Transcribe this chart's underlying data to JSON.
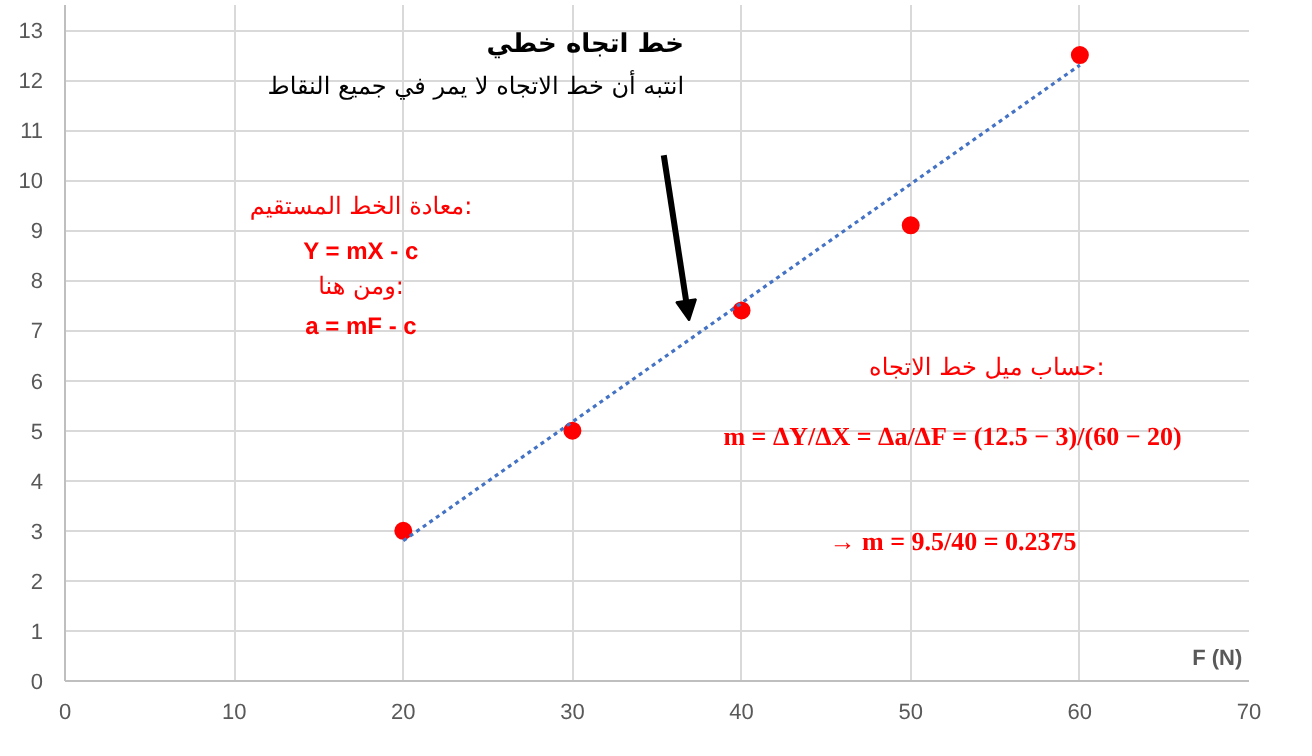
{
  "chart_data": {
    "type": "scatter",
    "xlabel": "F (N)",
    "x": [
      20,
      30,
      40,
      50,
      60
    ],
    "series": [
      {
        "color": "#ff0000",
        "values": [
          3,
          5,
          7.4,
          9.1,
          12.5
        ],
        "marker": "circle"
      },
      {
        "type": "line",
        "color": "#4472c4",
        "x": [
          20,
          60
        ],
        "values": [
          2.8,
          12.3
        ],
        "line_style": "dotted",
        "marker": "none"
      }
    ],
    "xlim": [
      0,
      70
    ],
    "ylim": [
      0,
      13.5
    ],
    "xticks": [
      0,
      10,
      20,
      30,
      40,
      50,
      60,
      70
    ],
    "yticks": [
      0,
      1,
      2,
      3,
      4,
      5,
      6,
      7,
      8,
      9,
      10,
      11,
      12,
      13
    ],
    "grid": true,
    "annotations": [
      "خط اتجاه خطي",
      "انتبه أن خط الاتجاه لا يمر في جميع النقاط",
      "معادة الخط المستقيم:",
      "Y = mX - c",
      "ومن هنا:",
      "a = mF - c",
      "حساب ميل خط الاتجاه:",
      "m = ΔY/ΔX = Δa/ΔF = (12.5 − 3)/(60 − 20)",
      "→ m = 9.5/40 = 0.2375"
    ]
  }
}
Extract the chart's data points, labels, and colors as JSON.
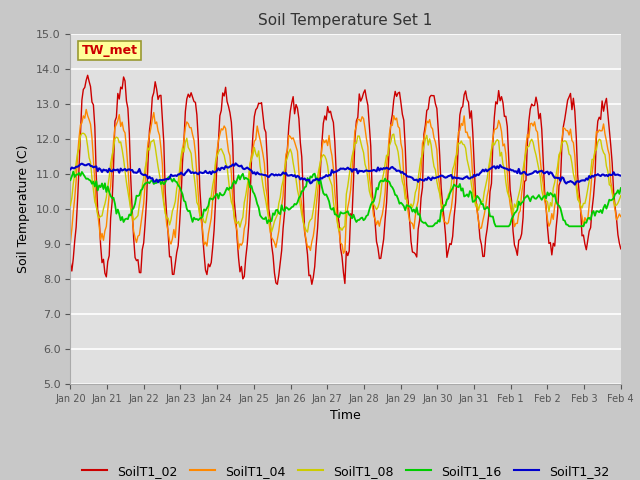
{
  "title": "Soil Temperature Set 1",
  "xlabel": "Time",
  "ylabel": "Soil Temperature (C)",
  "ylim": [
    5.0,
    15.0
  ],
  "yticks": [
    5.0,
    6.0,
    7.0,
    8.0,
    9.0,
    10.0,
    11.0,
    12.0,
    13.0,
    14.0,
    15.0
  ],
  "date_labels": [
    "Jan 20",
    "Jan 21",
    "Jan 22",
    "Jan 23",
    "Jan 24",
    "Jan 25",
    "Jan 26",
    "Jan 27",
    "Jan 28",
    "Jan 29",
    "Jan 30",
    "Jan 31",
    "Feb 1",
    "Feb 2",
    "Feb 3",
    "Feb 4"
  ],
  "series_colors": {
    "SoilT1_02": "#cc0000",
    "SoilT1_04": "#ff8800",
    "SoilT1_08": "#cccc00",
    "SoilT1_16": "#00cc00",
    "SoilT1_32": "#0000cc"
  },
  "annotation_text": "TW_met",
  "annotation_color": "#cc0000",
  "annotation_bg": "#ffff99",
  "fig_bg_color": "#c8c8c8",
  "plot_bg_color": "#e0e0e0",
  "grid_color": "#ffffff",
  "title_fontsize": 11,
  "axis_fontsize": 9,
  "tick_fontsize": 8,
  "legend_fontsize": 9
}
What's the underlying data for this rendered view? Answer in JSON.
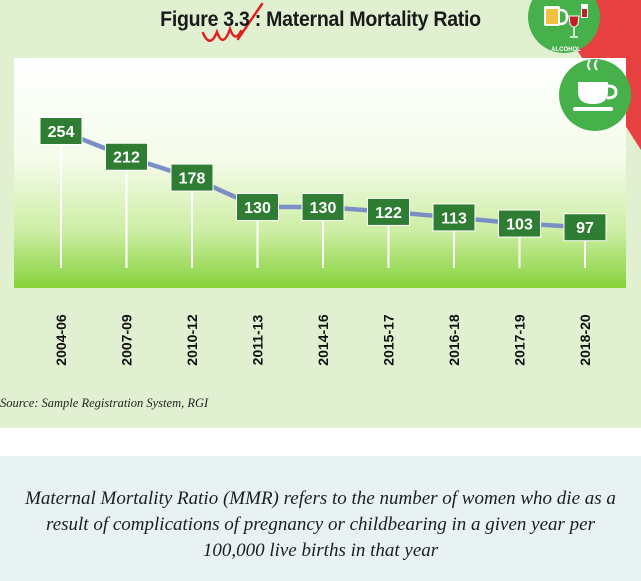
{
  "figure": {
    "title": "Figure 3.3 : Maternal Mortality Ratio",
    "source": "Source: Sample Registration System, RGI"
  },
  "chart_data": {
    "type": "line",
    "title": "Figure 3.3 : Maternal Mortality Ratio",
    "categories": [
      "2004-06",
      "2007-09",
      "2010-12",
      "2011-13",
      "2014-16",
      "2015-17",
      "2016-18",
      "2017-19",
      "2018-20"
    ],
    "series": [
      {
        "values": [
          254,
          212,
          178,
          130,
          130,
          122,
          113,
          103,
          97
        ]
      }
    ],
    "data_labels": true,
    "grid": false,
    "colors": {
      "line": "#7b8fc6",
      "label_box": "#2e7d32",
      "label_text": "#ffffff",
      "plot_bg_top": "#ffffff",
      "plot_bg_bottom": "#8ed63a"
    }
  },
  "icons": {
    "alcohol_badge": {
      "icon": "alcohol-icon",
      "label": "ALCOHOL",
      "color": "#46b04a"
    },
    "tea_badge": {
      "icon": "tea-cup-icon",
      "color": "#46b04a"
    }
  },
  "definition": {
    "text": "Maternal Mortality Ratio (MMR) refers to the number of women who die as a result of complications of pregnancy or childbearing in a given year per 100,000 live births in that year"
  },
  "colors": {
    "top_panel": "#e2f0d2",
    "bottom_panel": "#e8f2f2",
    "annotation_red": "#e02020",
    "corner_red": "#e64040"
  }
}
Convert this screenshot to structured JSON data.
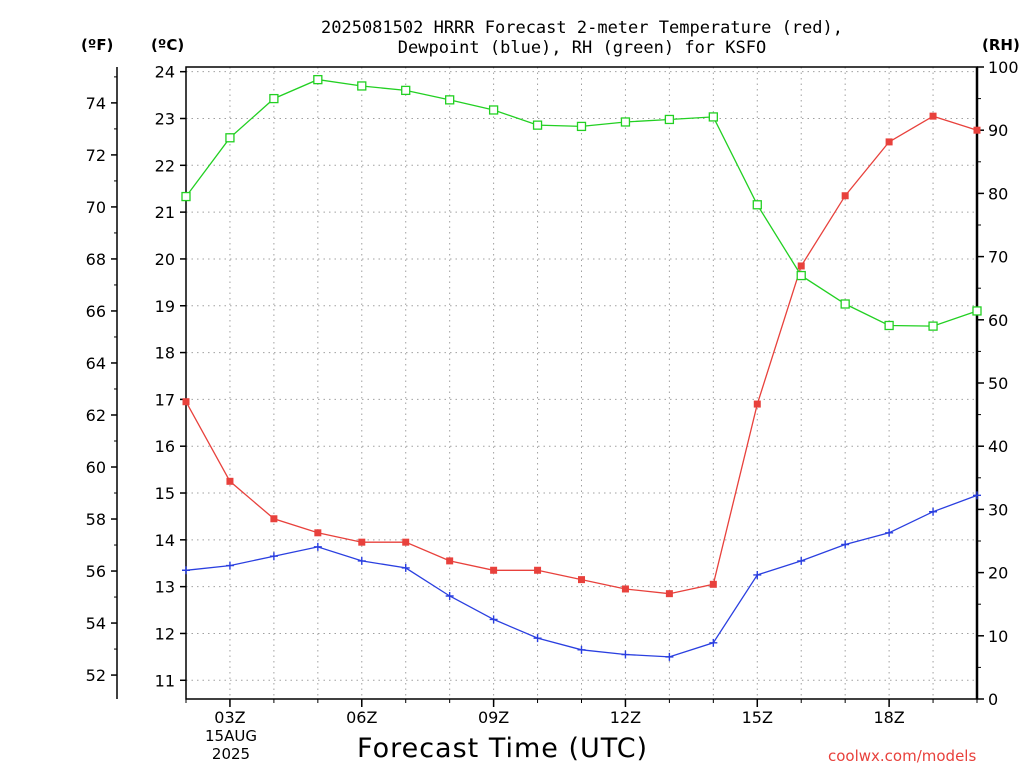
{
  "title_line1": "2025081502 HRRR Forecast 2-meter Temperature (red),",
  "title_line2": "Dewpoint (blue), RH (green) for KSFO",
  "unit_f": "(ºF)",
  "unit_c": "(ºC)",
  "unit_rh": "(RH)",
  "date_day": "15AUG",
  "date_year": "2025",
  "credit": "coolwx.com/models",
  "colors": {
    "temperature": "#e8413c",
    "dewpoint": "#2a3fe0",
    "rh": "#22d022",
    "grid": "#a0a0a0"
  },
  "chart_data": {
    "type": "line",
    "title": "2025081502 HRRR Forecast 2-meter Temperature (red), Dewpoint (blue), RH (green) for KSFO",
    "xlabel": "Forecast Time (UTC)",
    "x": [
      2,
      3,
      4,
      5,
      6,
      7,
      8,
      9,
      10,
      11,
      12,
      13,
      14,
      15,
      16,
      17,
      18,
      19,
      20
    ],
    "xlim": [
      2,
      20
    ],
    "xticks": [
      3,
      6,
      9,
      12,
      15,
      18
    ],
    "xtick_labels": [
      "03Z",
      "06Z",
      "09Z",
      "12Z",
      "15Z",
      "18Z"
    ],
    "y_left_celsius": {
      "label": "(ºC)",
      "ylim": [
        10.6,
        24.1
      ],
      "ticks": [
        11,
        12,
        13,
        14,
        15,
        16,
        17,
        18,
        19,
        20,
        21,
        22,
        23,
        24
      ]
    },
    "y_left_fahrenheit": {
      "label": "(ºF)",
      "ticks": [
        52,
        54,
        56,
        58,
        60,
        62,
        64,
        66,
        68,
        70,
        72,
        74
      ]
    },
    "y_right_rh": {
      "label": "(RH)",
      "ylim": [
        0,
        100
      ],
      "ticks": [
        0,
        10,
        20,
        30,
        40,
        50,
        60,
        70,
        80,
        90,
        100
      ]
    },
    "grid": true,
    "series": [
      {
        "name": "Temperature (red)",
        "axis": "celsius",
        "marker": "square",
        "values": [
          16.95,
          15.25,
          14.45,
          14.15,
          13.95,
          13.95,
          13.55,
          13.35,
          13.35,
          13.15,
          12.95,
          12.85,
          13.05,
          16.9,
          19.85,
          21.35,
          22.5,
          23.05,
          22.75
        ]
      },
      {
        "name": "Dewpoint (blue)",
        "axis": "celsius",
        "marker": "plus",
        "values": [
          13.35,
          13.45,
          13.65,
          13.85,
          13.55,
          13.4,
          12.8,
          12.3,
          11.9,
          11.65,
          11.55,
          11.5,
          11.8,
          13.25,
          13.55,
          13.9,
          14.15,
          14.6,
          14.95
        ]
      },
      {
        "name": "RH (green)",
        "axis": "rh",
        "marker": "open-square",
        "values": [
          79.5,
          88.8,
          95.0,
          98.0,
          97.0,
          96.3,
          94.8,
          93.2,
          90.8,
          90.6,
          91.3,
          91.7,
          92.1,
          78.2,
          67.0,
          62.5,
          59.1,
          59.0,
          61.4
        ]
      }
    ]
  }
}
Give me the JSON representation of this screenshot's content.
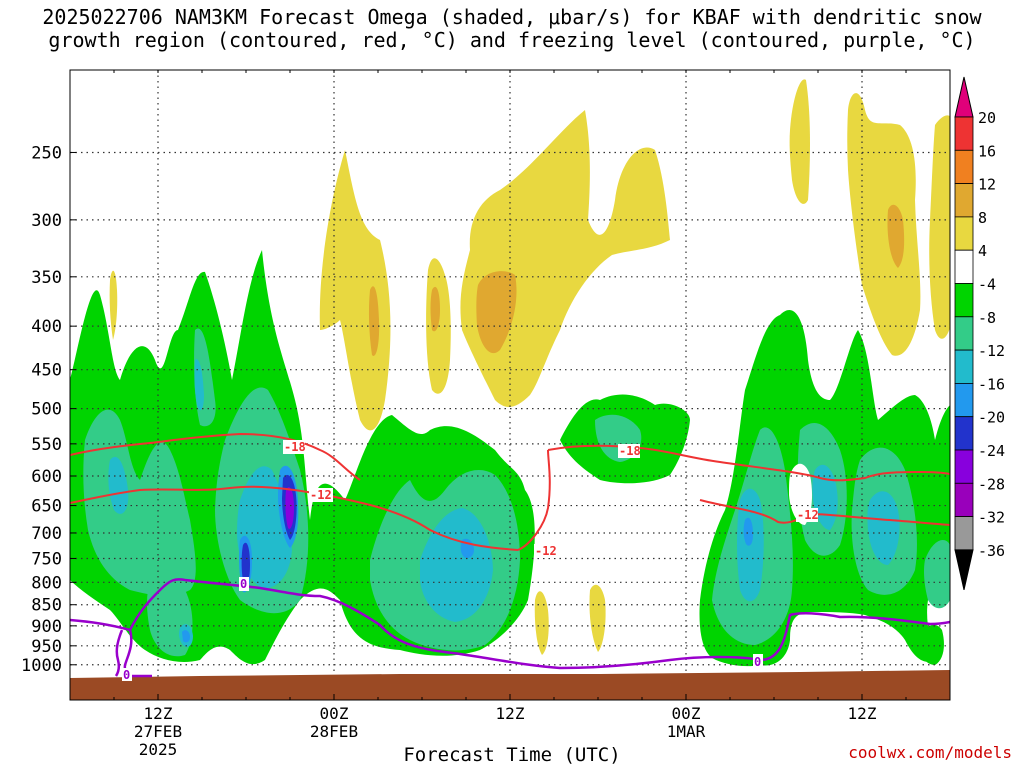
{
  "title": {
    "line1": "2025022706 NAM3KM Forecast Omega (shaded, μbar/s) for KBAF with dendritic snow",
    "line2": "growth region (contoured, red, °C) and freezing level (contoured, purple, °C)"
  },
  "footer": "coolwx.com/models",
  "chart_data": {
    "type": "heatmap",
    "title": "2025022706 NAM3KM Forecast Omega (shaded, μbar/s) for KBAF with dendritic snow growth region (contoured, red, °C) and freezing level (contoured, purple, °C)",
    "xlabel": "Forecast Time (UTC)",
    "ylabel": "",
    "y_ticks": [
      250,
      300,
      350,
      400,
      450,
      500,
      550,
      600,
      650,
      700,
      750,
      800,
      850,
      900,
      950,
      1000
    ],
    "x_ticks": [
      {
        "label": "12Z",
        "sub": [
          "27FEB",
          "2025"
        ],
        "hour": 30
      },
      {
        "label": "00Z",
        "sub": [
          "28FEB"
        ],
        "hour": 42
      },
      {
        "label": "12Z",
        "sub": [],
        "hour": 54
      },
      {
        "label": "00Z",
        "sub": [
          "1MAR"
        ],
        "hour": 66
      },
      {
        "label": "12Z",
        "sub": [],
        "hour": 78
      }
    ],
    "xlim_hours": [
      24,
      84
    ],
    "ylim": [
      1100,
      200
    ],
    "colorbar": {
      "labels": [
        20,
        16,
        12,
        8,
        4,
        -4,
        -8,
        -12,
        -16,
        -20,
        -24,
        -28,
        -32,
        -36
      ],
      "colors": [
        "#e0007a",
        "#ee3333",
        "#f08020",
        "#e0a830",
        "#e8d840",
        "#ffffff",
        "#00d400",
        "#33cc88",
        "#22bbcc",
        "#2299ee",
        "#2233cc",
        "#8800dd",
        "#9900bb",
        "#999999",
        "#000000"
      ]
    },
    "contours": [
      {
        "level": -18,
        "color": "#ee3333",
        "labels": [
          "-18",
          "-18"
        ]
      },
      {
        "level": -12,
        "color": "#ee3333",
        "labels": [
          "-12",
          "-12",
          "-12"
        ]
      },
      {
        "level": 0,
        "color": "#9900cc",
        "labels": [
          "0",
          "0",
          "0"
        ]
      }
    ],
    "grid": true
  }
}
━━━━
• The request:
Of the lines in the material above, state how many contain the string "HRRR"; give no other text.

• Answer to the exercise:
2